*WHAT YOU NEED TO DO:* Quote every line of the data below as it stands, omitting pictures.

─── INFORMATION SHOWN ───

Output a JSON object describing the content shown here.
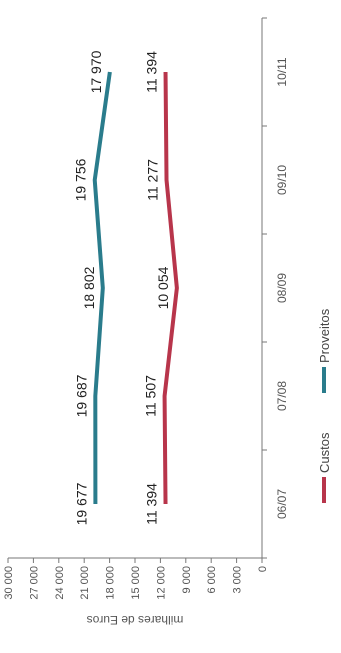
{
  "chart_data": {
    "type": "line",
    "title": "",
    "ylabel": "milhares de Euros",
    "xlabel": "",
    "categories": [
      "06/07",
      "07/08",
      "08/09",
      "09/10",
      "10/11"
    ],
    "ylim": [
      0,
      30000
    ],
    "yticks": [
      0,
      3000,
      6000,
      9000,
      12000,
      15000,
      18000,
      21000,
      24000,
      27000,
      30000
    ],
    "ytick_labels": [
      "0",
      "3 000",
      "6 000",
      "9 000",
      "12 000",
      "15 000",
      "18 000",
      "21 000",
      "24 000",
      "27 000",
      "30 000"
    ],
    "series": [
      {
        "name": "Custos",
        "color": "#b8354b",
        "values": [
          11394,
          11507,
          10054,
          11277,
          11394
        ],
        "labels": [
          "11 394",
          "11 507",
          "10 054",
          "11 277",
          "11 394"
        ]
      },
      {
        "name": "Proveitos",
        "color": "#2a7c8c",
        "values": [
          19677,
          19687,
          18802,
          19756,
          17970
        ],
        "labels": [
          "19 677",
          "19 687",
          "18 802",
          "19 756",
          "17 970"
        ]
      }
    ],
    "legend_position": "bottom",
    "grid": false
  }
}
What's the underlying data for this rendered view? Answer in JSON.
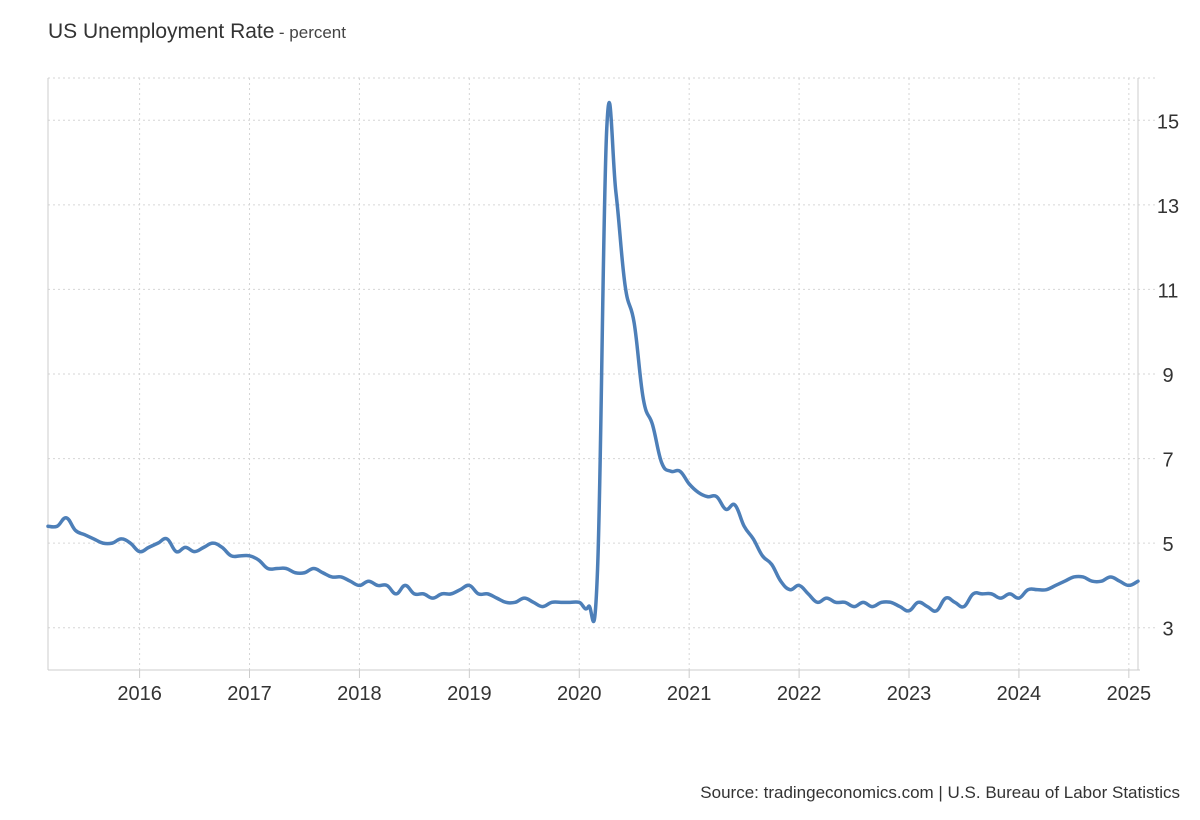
{
  "chart_data": {
    "type": "line",
    "title": "US Unemployment Rate",
    "title_unit": "percent",
    "xlabel": "",
    "ylabel": "",
    "xlim": [
      "2015-03",
      "2025-02"
    ],
    "ylim": [
      2,
      16
    ],
    "y_ticks": [
      "3",
      "5",
      "7",
      "9",
      "11",
      "13",
      "15"
    ],
    "x_ticks": [
      "2016",
      "2017",
      "2018",
      "2019",
      "2020",
      "2021",
      "2022",
      "2023",
      "2024",
      "2025"
    ],
    "grid": true,
    "y_axis_position": "right",
    "line_color": "#4d7fb8",
    "series": [
      {
        "x": [
          "2015-03",
          "2015-04",
          "2015-05",
          "2015-06",
          "2015-07",
          "2015-08",
          "2015-09",
          "2015-10",
          "2015-11",
          "2015-12",
          "2016-01",
          "2016-02",
          "2016-03",
          "2016-04",
          "2016-05",
          "2016-06",
          "2016-07",
          "2016-08",
          "2016-09",
          "2016-10",
          "2016-11",
          "2016-12",
          "2017-01",
          "2017-02",
          "2017-03",
          "2017-04",
          "2017-05",
          "2017-06",
          "2017-07",
          "2017-08",
          "2017-09",
          "2017-10",
          "2017-11",
          "2017-12",
          "2018-01",
          "2018-02",
          "2018-03",
          "2018-04",
          "2018-05",
          "2018-06",
          "2018-07",
          "2018-08",
          "2018-09",
          "2018-10",
          "2018-11",
          "2018-12",
          "2019-01",
          "2019-02",
          "2019-03",
          "2019-04",
          "2019-05",
          "2019-06",
          "2019-07",
          "2019-08",
          "2019-09",
          "2019-10",
          "2019-11",
          "2019-12",
          "2020-01",
          "2020-02",
          "2020-03",
          "2020-04",
          "2020-05",
          "2020-06",
          "2020-07",
          "2020-08",
          "2020-09",
          "2020-10",
          "2020-11",
          "2020-12",
          "2021-01",
          "2021-02",
          "2021-03",
          "2021-04",
          "2021-05",
          "2021-06",
          "2021-07",
          "2021-08",
          "2021-09",
          "2021-10",
          "2021-11",
          "2021-12",
          "2022-01",
          "2022-02",
          "2022-03",
          "2022-04",
          "2022-05",
          "2022-06",
          "2022-07",
          "2022-08",
          "2022-09",
          "2022-10",
          "2022-11",
          "2022-12",
          "2023-01",
          "2023-02",
          "2023-03",
          "2023-04",
          "2023-05",
          "2023-06",
          "2023-07",
          "2023-08",
          "2023-09",
          "2023-10",
          "2023-11",
          "2023-12",
          "2024-01",
          "2024-02",
          "2024-03",
          "2024-04",
          "2024-05",
          "2024-06",
          "2024-07",
          "2024-08",
          "2024-09",
          "2024-10",
          "2024-11",
          "2024-12",
          "2025-01",
          "2025-02"
        ],
        "values": [
          5.4,
          5.4,
          5.6,
          5.3,
          5.2,
          5.1,
          5.0,
          5.0,
          5.1,
          5.0,
          4.8,
          4.9,
          5.0,
          5.1,
          4.8,
          4.9,
          4.8,
          4.9,
          5.0,
          4.9,
          4.7,
          4.7,
          4.7,
          4.6,
          4.4,
          4.4,
          4.4,
          4.3,
          4.3,
          4.4,
          4.3,
          4.2,
          4.2,
          4.1,
          4.0,
          4.1,
          4.0,
          4.0,
          3.8,
          4.0,
          3.8,
          3.8,
          3.7,
          3.8,
          3.8,
          3.9,
          4.0,
          3.8,
          3.8,
          3.7,
          3.6,
          3.6,
          3.7,
          3.6,
          3.5,
          3.6,
          3.6,
          3.6,
          3.6,
          3.5,
          4.4,
          14.8,
          13.3,
          11.1,
          10.2,
          8.4,
          7.8,
          6.9,
          6.7,
          6.7,
          6.4,
          6.2,
          6.1,
          6.1,
          5.8,
          5.9,
          5.4,
          5.1,
          4.7,
          4.5,
          4.1,
          3.9,
          4.0,
          3.8,
          3.6,
          3.7,
          3.6,
          3.6,
          3.5,
          3.6,
          3.5,
          3.6,
          3.6,
          3.5,
          3.4,
          3.6,
          3.5,
          3.4,
          3.7,
          3.6,
          3.5,
          3.8,
          3.8,
          3.8,
          3.7,
          3.8,
          3.7,
          3.9,
          3.9,
          3.9,
          4.0,
          4.1,
          4.2,
          4.2,
          4.1,
          4.1,
          4.2,
          4.1,
          4.0,
          4.1
        ]
      }
    ]
  },
  "footer": {
    "source": "Source: tradingeconomics.com | U.S. Bureau of Labor Statistics"
  }
}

───

*RESULT OF THIS EXERCISE:*
Output a JSON object describing the content shown here.
{
  "chart_data": {
    "type": "line",
    "title": "",
    "ylabel": "milhares de Euros",
    "xlabel": "",
    "categories": [
      "06/07",
      "07/08",
      "08/09",
      "09/10",
      "10/11"
    ],
    "ylim": [
      0,
      30000
    ],
    "yticks": [
      0,
      3000,
      6000,
      9000,
      12000,
      15000,
      18000,
      21000,
      24000,
      27000,
      30000
    ],
    "ytick_labels": [
      "0",
      "3 000",
      "6 000",
      "9 000",
      "12 000",
      "15 000",
      "18 000",
      "21 000",
      "24 000",
      "27 000",
      "30 000"
    ],
    "series": [
      {
        "name": "Custos",
        "color": "#b8354b",
        "values": [
          11394,
          11507,
          10054,
          11277,
          11394
        ],
        "labels": [
          "11 394",
          "11 507",
          "10 054",
          "11 277",
          "11 394"
        ]
      },
      {
        "name": "Proveitos",
        "color": "#2a7c8c",
        "values": [
          19677,
          19687,
          18802,
          19756,
          17970
        ],
        "labels": [
          "19 677",
          "19 687",
          "18 802",
          "19 756",
          "17 970"
        ]
      }
    ],
    "legend_position": "bottom",
    "grid": false
  }
}
What's the underlying data for this rendered view? Answer in JSON.
{
  "chart_data": {
    "type": "line",
    "title": "US Unemployment Rate",
    "title_unit": "percent",
    "xlabel": "",
    "ylabel": "",
    "xlim": [
      "2015-03",
      "2025-02"
    ],
    "ylim": [
      2,
      16
    ],
    "y_ticks": [
      "3",
      "5",
      "7",
      "9",
      "11",
      "13",
      "15"
    ],
    "x_ticks": [
      "2016",
      "2017",
      "2018",
      "2019",
      "2020",
      "2021",
      "2022",
      "2023",
      "2024",
      "2025"
    ],
    "grid": true,
    "y_axis_position": "right",
    "line_color": "#4d7fb8",
    "series": [
      {
        "x": [
          "2015-03",
          "2015-04",
          "2015-05",
          "2015-06",
          "2015-07",
          "2015-08",
          "2015-09",
          "2015-10",
          "2015-11",
          "2015-12",
          "2016-01",
          "2016-02",
          "2016-03",
          "2016-04",
          "2016-05",
          "2016-06",
          "2016-07",
          "2016-08",
          "2016-09",
          "2016-10",
          "2016-11",
          "2016-12",
          "2017-01",
          "2017-02",
          "2017-03",
          "2017-04",
          "2017-05",
          "2017-06",
          "2017-07",
          "2017-08",
          "2017-09",
          "2017-10",
          "2017-11",
          "2017-12",
          "2018-01",
          "2018-02",
          "2018-03",
          "2018-04",
          "2018-05",
          "2018-06",
          "2018-07",
          "2018-08",
          "2018-09",
          "2018-10",
          "2018-11",
          "2018-12",
          "2019-01",
          "2019-02",
          "2019-03",
          "2019-04",
          "2019-05",
          "2019-06",
          "2019-07",
          "2019-08",
          "2019-09",
          "2019-10",
          "2019-11",
          "2019-12",
          "2020-01",
          "2020-02",
          "2020-03",
          "2020-04",
          "2020-05",
          "2020-06",
          "2020-07",
          "2020-08",
          "2020-09",
          "2020-10",
          "2020-11",
          "2020-12",
          "2021-01",
          "2021-02",
          "2021-03",
          "2021-04",
          "2021-05",
          "2021-06",
          "2021-07",
          "2021-08",
          "2021-09",
          "2021-10",
          "2021-11",
          "2021-12",
          "2022-01",
          "2022-02",
          "2022-03",
          "2022-04",
          "2022-05",
          "2022-06",
          "2022-07",
          "2022-08",
          "2022-09",
          "2022-10",
          "2022-11",
          "2022-12",
          "2023-01",
          "2023-02",
          "2023-03",
          "2023-04",
          "2023-05",
          "2023-06",
          "2023-07",
          "2023-08",
          "2023-09",
          "2023-10",
          "2023-11",
          "2023-12",
          "2024-01",
          "2024-02",
          "2024-03",
          "2024-04",
          "2024-05",
          "2024-06",
          "2024-07",
          "2024-08",
          "2024-09",
          "2024-10",
          "2024-11",
          "2024-12",
          "2025-01",
          "2025-02"
        ],
        "values": [
          5.4,
          5.4,
          5.6,
          5.3,
          5.2,
          5.1,
          5.0,
          5.0,
          5.1,
          5.0,
          4.8,
          4.9,
          5.0,
          5.1,
          4.8,
          4.9,
          4.8,
          4.9,
          5.0,
          4.9,
          4.7,
          4.7,
          4.7,
          4.6,
          4.4,
          4.4,
          4.4,
          4.3,
          4.3,
          4.4,
          4.3,
          4.2,
          4.2,
          4.1,
          4.0,
          4.1,
          4.0,
          4.0,
          3.8,
          4.0,
          3.8,
          3.8,
          3.7,
          3.8,
          3.8,
          3.9,
          4.0,
          3.8,
          3.8,
          3.7,
          3.6,
          3.6,
          3.7,
          3.6,
          3.5,
          3.6,
          3.6,
          3.6,
          3.6,
          3.5,
          4.4,
          14.8,
          13.3,
          11.1,
          10.2,
          8.4,
          7.8,
          6.9,
          6.7,
          6.7,
          6.4,
          6.2,
          6.1,
          6.1,
          5.8,
          5.9,
          5.4,
          5.1,
          4.7,
          4.5,
          4.1,
          3.9,
          4.0,
          3.8,
          3.6,
          3.7,
          3.6,
          3.6,
          3.5,
          3.6,
          3.5,
          3.6,
          3.6,
          3.5,
          3.4,
          3.6,
          3.5,
          3.4,
          3.7,
          3.6,
          3.5,
          3.8,
          3.8,
          3.8,
          3.7,
          3.8,
          3.7,
          3.9,
          3.9,
          3.9,
          4.0,
          4.1,
          4.2,
          4.2,
          4.1,
          4.1,
          4.2,
          4.1,
          4.0,
          4.1
        ]
      }
    ]
  },
  "footer": {
    "source": "Source: tradingeconomics.com | U.S. Bureau of Labor Statistics"
  }
}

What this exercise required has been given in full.